[Goal]
Print the listing below exactly.

[Data extract]
= = =

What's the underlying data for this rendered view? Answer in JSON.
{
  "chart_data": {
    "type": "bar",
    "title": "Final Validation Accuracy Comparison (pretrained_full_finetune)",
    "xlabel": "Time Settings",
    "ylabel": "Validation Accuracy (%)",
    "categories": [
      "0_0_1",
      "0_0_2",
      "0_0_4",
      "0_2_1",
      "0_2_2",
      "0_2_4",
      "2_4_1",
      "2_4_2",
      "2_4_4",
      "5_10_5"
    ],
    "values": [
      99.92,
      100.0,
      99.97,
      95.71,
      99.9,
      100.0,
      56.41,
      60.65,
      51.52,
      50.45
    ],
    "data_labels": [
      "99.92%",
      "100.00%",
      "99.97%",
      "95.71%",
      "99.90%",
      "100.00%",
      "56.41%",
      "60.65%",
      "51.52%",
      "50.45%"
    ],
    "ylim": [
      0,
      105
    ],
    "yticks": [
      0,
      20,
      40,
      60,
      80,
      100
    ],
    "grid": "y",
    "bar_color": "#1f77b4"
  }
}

= = =

[Written solution]
What's the underlying data for this rendered view? Answer in JSON.
{
  "chart_data": {
    "type": "bar",
    "title": "Final Validation Accuracy Comparison (pretrained_full_finetune)",
    "xlabel": "Time Settings",
    "ylabel": "Validation Accuracy (%)",
    "categories": [
      "0_0_1",
      "0_0_2",
      "0_0_4",
      "0_2_1",
      "0_2_2",
      "0_2_4",
      "2_4_1",
      "2_4_2",
      "2_4_4",
      "5_10_5"
    ],
    "values": [
      99.92,
      100.0,
      99.97,
      95.71,
      99.9,
      100.0,
      56.41,
      60.65,
      51.52,
      50.45
    ],
    "data_labels": [
      "99.92%",
      "100.00%",
      "99.97%",
      "95.71%",
      "99.90%",
      "100.00%",
      "56.41%",
      "60.65%",
      "51.52%",
      "50.45%"
    ],
    "ylim": [
      0,
      105
    ],
    "yticks": [
      0,
      20,
      40,
      60,
      80,
      100
    ],
    "grid": "y",
    "bar_color": "#1f77b4"
  }
}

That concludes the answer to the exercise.